» **PROBLEM DESCRIPTION**:
Repeat each line word for word.

======== THE DATA

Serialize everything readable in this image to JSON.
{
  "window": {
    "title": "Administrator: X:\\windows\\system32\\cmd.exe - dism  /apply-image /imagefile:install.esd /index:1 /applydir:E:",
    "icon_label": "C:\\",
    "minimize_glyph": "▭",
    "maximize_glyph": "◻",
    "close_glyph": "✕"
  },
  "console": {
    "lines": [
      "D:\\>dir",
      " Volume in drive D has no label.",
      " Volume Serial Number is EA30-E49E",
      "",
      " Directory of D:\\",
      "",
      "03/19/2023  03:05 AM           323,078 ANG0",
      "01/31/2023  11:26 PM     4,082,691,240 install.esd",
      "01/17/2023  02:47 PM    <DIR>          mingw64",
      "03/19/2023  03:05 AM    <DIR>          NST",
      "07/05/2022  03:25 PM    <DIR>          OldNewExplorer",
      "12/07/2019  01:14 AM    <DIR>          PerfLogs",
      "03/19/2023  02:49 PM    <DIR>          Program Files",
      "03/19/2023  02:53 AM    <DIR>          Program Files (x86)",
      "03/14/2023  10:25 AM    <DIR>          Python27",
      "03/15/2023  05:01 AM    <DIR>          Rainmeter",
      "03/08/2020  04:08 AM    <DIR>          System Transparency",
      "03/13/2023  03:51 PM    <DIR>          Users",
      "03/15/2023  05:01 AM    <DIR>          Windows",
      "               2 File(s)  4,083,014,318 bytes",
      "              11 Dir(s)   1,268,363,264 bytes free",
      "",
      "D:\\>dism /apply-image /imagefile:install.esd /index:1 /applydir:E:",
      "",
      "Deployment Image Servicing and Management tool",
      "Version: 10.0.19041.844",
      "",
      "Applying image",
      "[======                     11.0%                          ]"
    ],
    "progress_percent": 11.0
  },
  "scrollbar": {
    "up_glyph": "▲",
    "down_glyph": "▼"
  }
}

================

» **THE ANSWER**:
Serialize everything readable in this image to JSON.
{
  "window": {
    "title": "Administrator: X:\\windows\\system32\\cmd.exe - dism  /apply-image /imagefile:install.esd /index:1 /applydir:E:",
    "icon_label": "C:\\",
    "minimize_glyph": "▭",
    "maximize_glyph": "◻",
    "close_glyph": "✕"
  },
  "console": {
    "lines": [
      "D:\\>dir",
      " Volume in drive D has no label.",
      " Volume Serial Number is EA30-E49E",
      "",
      " Directory of D:\\",
      "",
      "03/19/2023  03:05 AM           323,078 ANG0",
      "01/31/2023  11:26 PM     4,082,691,240 install.esd",
      "01/17/2023  02:47 PM    <DIR>          mingw64",
      "03/19/2023  03:05 AM    <DIR>          NST",
      "07/05/2022  03:25 PM    <DIR>          OldNewExplorer",
      "12/07/2019  01:14 AM    <DIR>          PerfLogs",
      "03/19/2023  02:49 PM    <DIR>          Program Files",
      "03/19/2023  02:53 AM    <DIR>          Program Files (x86)",
      "03/14/2023  10:25 AM    <DIR>          Python27",
      "03/15/2023  05:01 AM    <DIR>          Rainmeter",
      "03/08/2020  04:08 AM    <DIR>          System Transparency",
      "03/13/2023  03:51 PM    <DIR>          Users",
      "03/15/2023  05:01 AM    <DIR>          Windows",
      "               2 File(s)  4,083,014,318 bytes",
      "              11 Dir(s)   1,268,363,264 bytes free",
      "",
      "D:\\>dism /apply-image /imagefile:install.esd /index:1 /applydir:E:",
      "",
      "Deployment Image Servicing and Management tool",
      "Version: 10.0.19041.844",
      "",
      "Applying image",
      "[======                     11.0%                          ]"
    ],
    "progress_percent": 11.0
  },
  "scrollbar": {
    "up_glyph": "▲",
    "down_glyph": "▼"
  }
}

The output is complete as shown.